— Exercise brief —
Output each entry below as it stands, leaving out every picture.

(Dataset items)

╔══

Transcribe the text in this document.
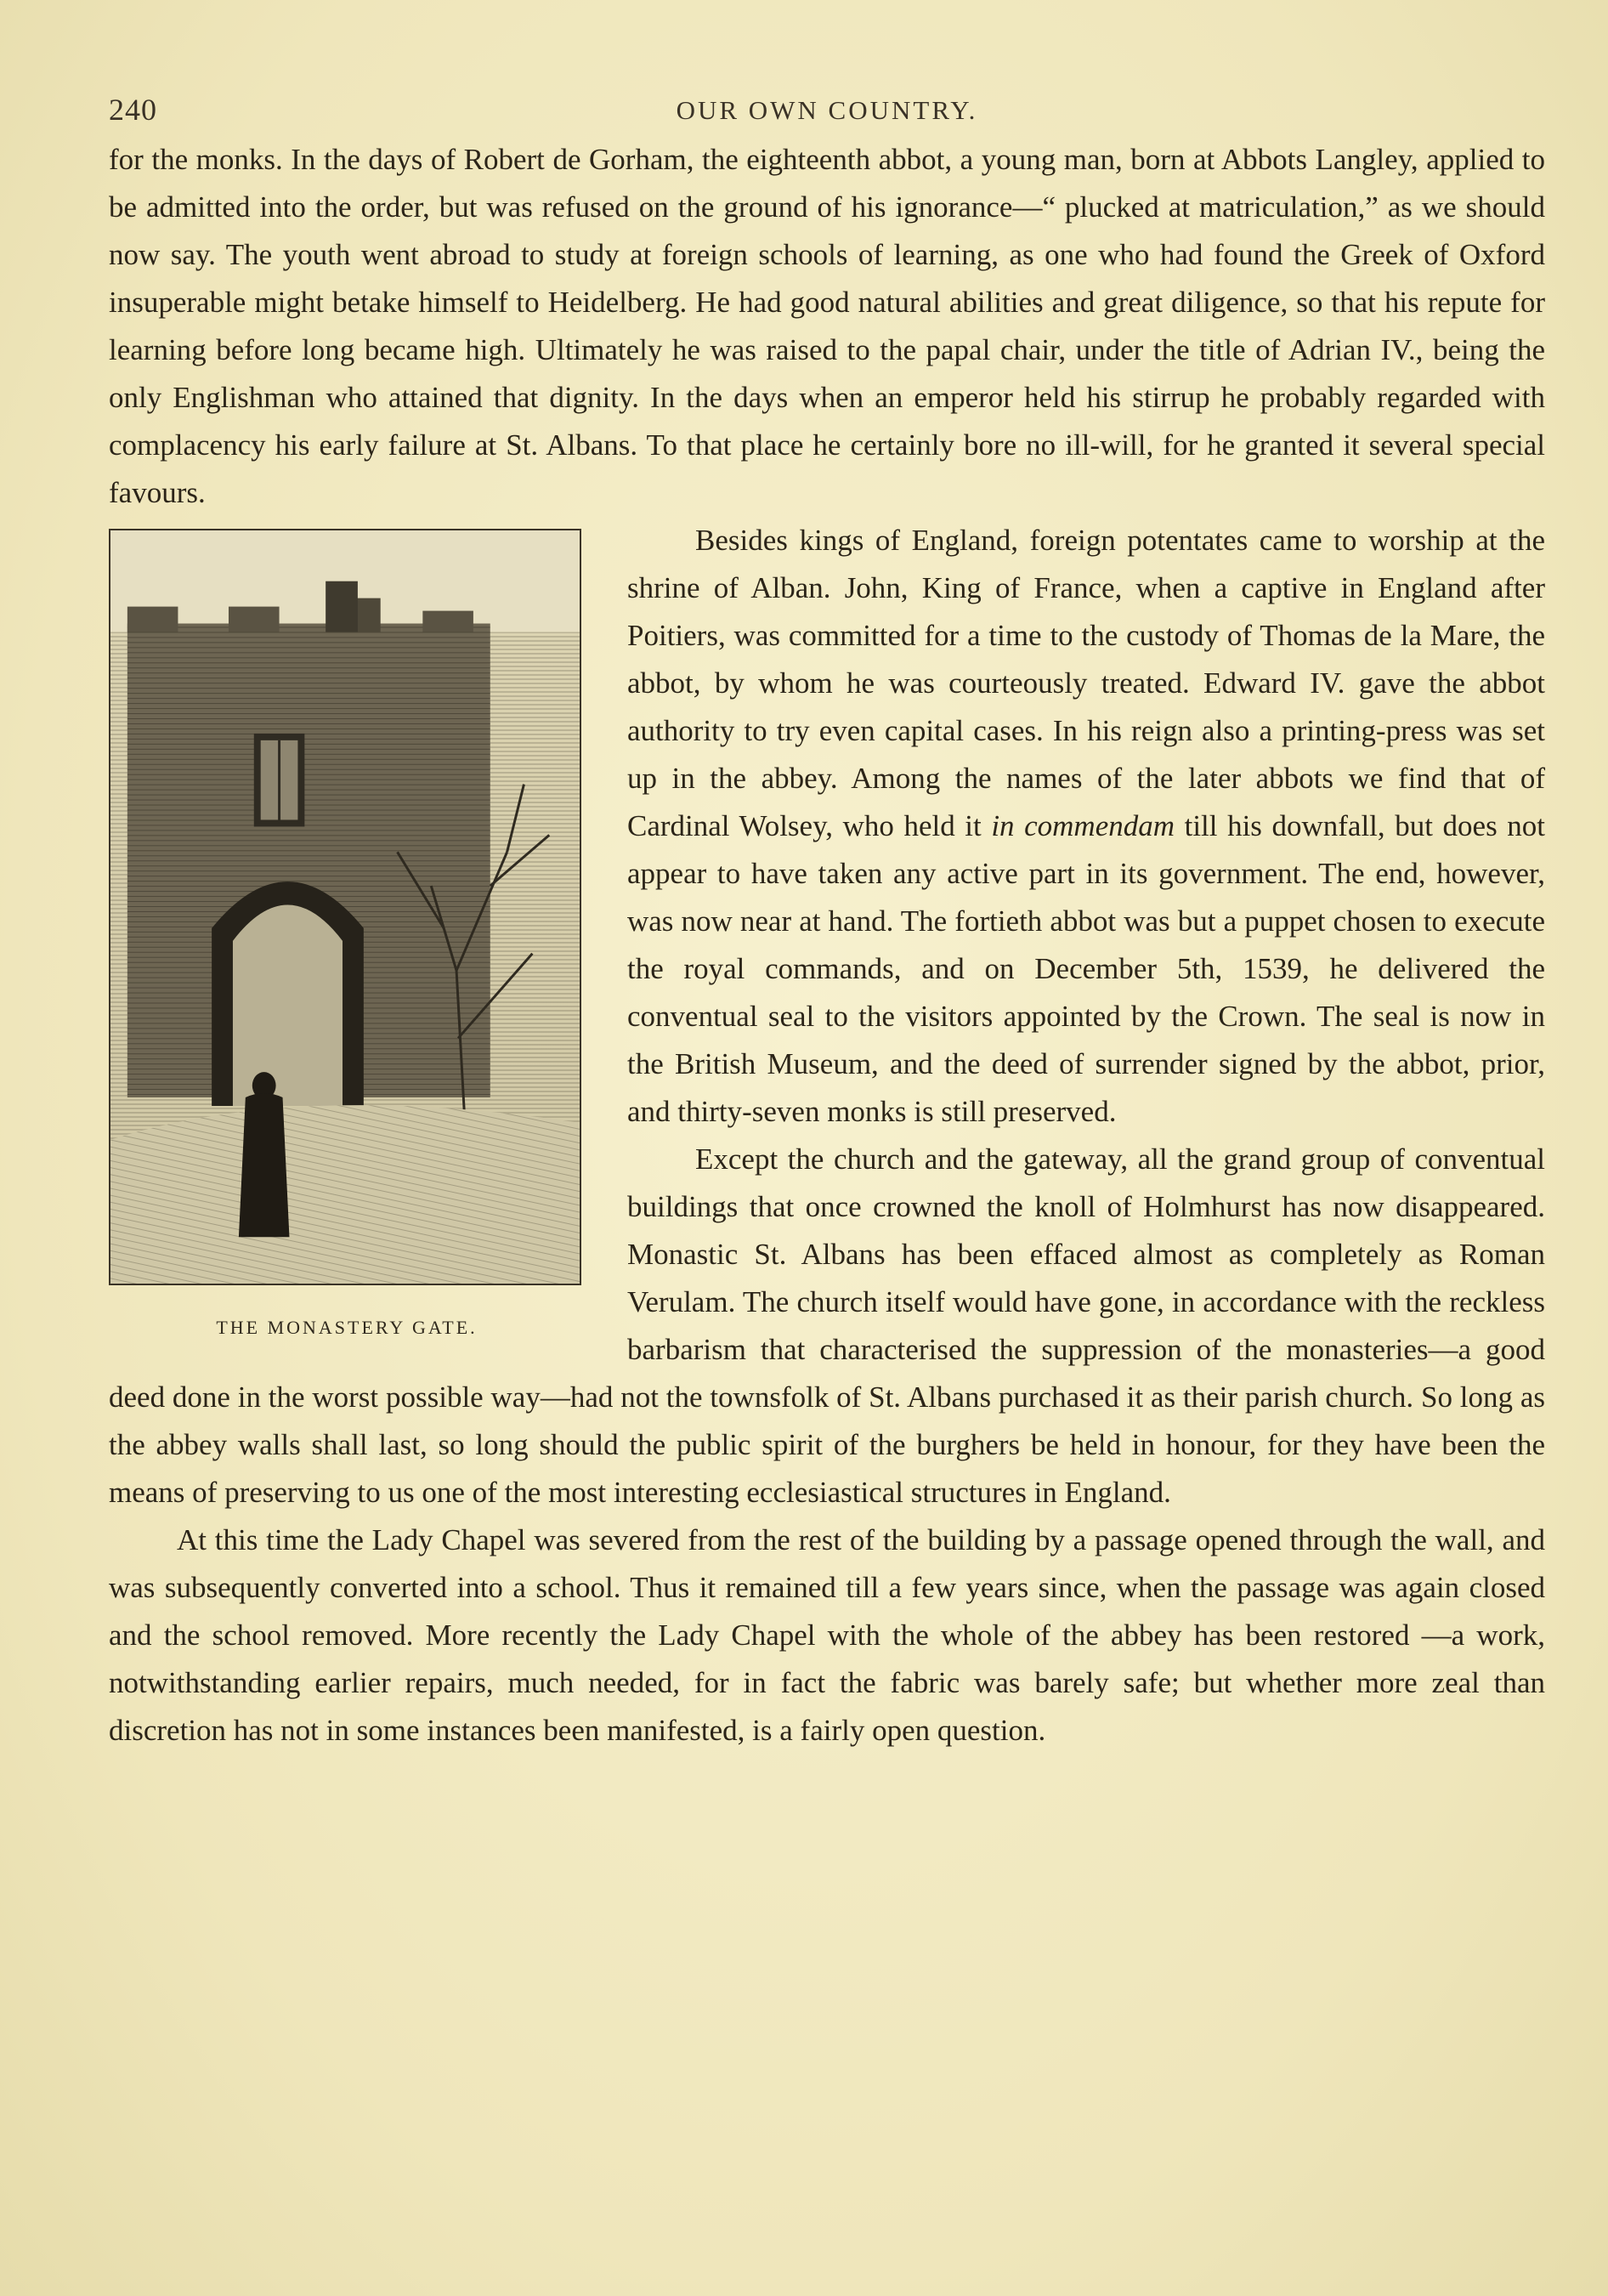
240	OUR OWN COUNTRY.

for the monks. In the days of Robert de Gorham, the eighteenth abbot, a young man, born at Abbots Langley, applied to be admitted into the order, but was refused on the ground of his ignorance—“ plucked at matriculation,” as we should now say. The youth went abroad to study at foreign schools of learning, as one who had found the Greek of Oxford insuperable might betake himself to Heidelberg. He had good natural abilities and great diligence, so that his repute for learning before long became high. Ultimately he was raised to the papal chair, under the title of Adrian IV., being the only Englishman who attained that dignity. In the days when an emperor held his stirrup he probably regarded with complacency his early failure at St. Albans. To that place he certainly bore no ill-will, for he granted it several special favours.

THE MONASTERY GATE.

Besides kings of England, foreign potentates came to worship at the shrine of Alban. John, King of France, when a captive in England after Poitiers, was committed for a time to the custody of Thomas de la Mare, the abbot, by whom he was courteously treated. Edward IV. gave the abbot authority to try even capital cases. In his reign also a printing-press was set up in the abbey. Among the names of the later abbots we find that of Cardinal Wolsey, who held it in commendam till his downfall, but does not appear to have taken any active part in its government. The end, however, was now near at hand. The fortieth abbot was but a puppet chosen to execute the royal commands, and on December 5th, 1539, he delivered the conventual seal to the visitors appointed by the Crown. The seal is now in the British Museum, and the deed of surrender signed by the abbot, prior, and thirty-seven monks is still preserved.

Except the church and the gateway, all the grand group of conventual buildings that once crowned the knoll of Holmhurst has now disappeared. Monastic St. Albans has been effaced almost as completely as Roman Verulam. The church itself would have gone, in accordance with the reckless barbarism that characterised the suppression of the monasteries—a good deed done in the worst possible way—had not the townsfolk of St. Albans purchased it as their parish church. So long as the abbey walls shall last, so long should the public spirit of the burghers be held in honour, for they have been the means of preserving to us one of the most interesting ecclesiastical structures in England.

At this time the Lady Chapel was severed from the rest of the building by a passage opened through the wall, and was subsequently converted into a school. Thus it remained till a few years since, when the passage was again closed and the school removed. More recently the Lady Chapel with the whole of the abbey has been restored —a work, notwithstanding earlier repairs, much needed, for in fact the fabric was barely safe; but whether more zeal than discretion has not in some instances been manifested, is a fairly open question.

╚══

— Result for this exercise —
Transcribe the text in this document.
240	OUR OWN COUNTRY.

for the monks. In the days of Robert de Gorham, the eighteenth abbot, a young man, born at Abbots Langley, applied to be admitted into the order, but was refused on the ground of his ignorance—“ plucked at matriculation,” as we should now say. The youth went abroad to study at foreign schools of learning, as one who had found the Greek of Oxford insuperable might betake himself to Heidelberg. He had good natural abilities and great diligence, so that his repute for learning before long became high. Ultimately he was raised to the papal chair, under the title of Adrian IV., being the only Englishman who attained that dignity. In the days when an emperor held his stirrup he probably regarded with complacency his early failure at St. Albans. To that place he certainly bore no ill-will, for he granted it several special favours.

THE MONASTERY GATE.

Besides kings of England, foreign potentates came to worship at the shrine of Alban. John, King of France, when a captive in England after Poitiers, was committed for a time to the custody of Thomas de la Mare, the abbot, by whom he was courteously treated. Edward IV. gave the abbot authority to try even capital cases. In his reign also a printing-press was set up in the abbey. Among the names of the later abbots we find that of Cardinal Wolsey, who held it in commendam till his downfall, but does not appear to have taken any active part in its government. The end, however, was now near at hand. The fortieth abbot was but a puppet chosen to execute the royal commands, and on December 5th, 1539, he delivered the conventual seal to the visitors appointed by the Crown. The seal is now in the British Museum, and the deed of surrender signed by the abbot, prior, and thirty-seven monks is still preserved.

Except the church and the gateway, all the grand group of conventual buildings that once crowned the knoll of Holmhurst has now disappeared. Monastic St. Albans has been effaced almost as completely as Roman Verulam. The church itself would have gone, in accordance with the reckless barbarism that characterised the suppression of the monasteries—a good deed done in the worst possible way—had not the townsfolk of St. Albans purchased it as their parish church. So long as the abbey walls shall last, so long should the public spirit of the burghers be held in honour, for they have been the means of preserving to us one of the most interesting ecclesiastical structures in England.

At this time the Lady Chapel was severed from the rest of the building by a passage opened through the wall, and was subsequently converted into a school. Thus it remained till a few years since, when the passage was again closed and the school removed. More recently the Lady Chapel with the whole of the abbey has been restored —a work, notwithstanding earlier repairs, much needed, for in fact the fabric was barely safe; but whether more zeal than discretion has not in some instances been manifested, is a fairly open question.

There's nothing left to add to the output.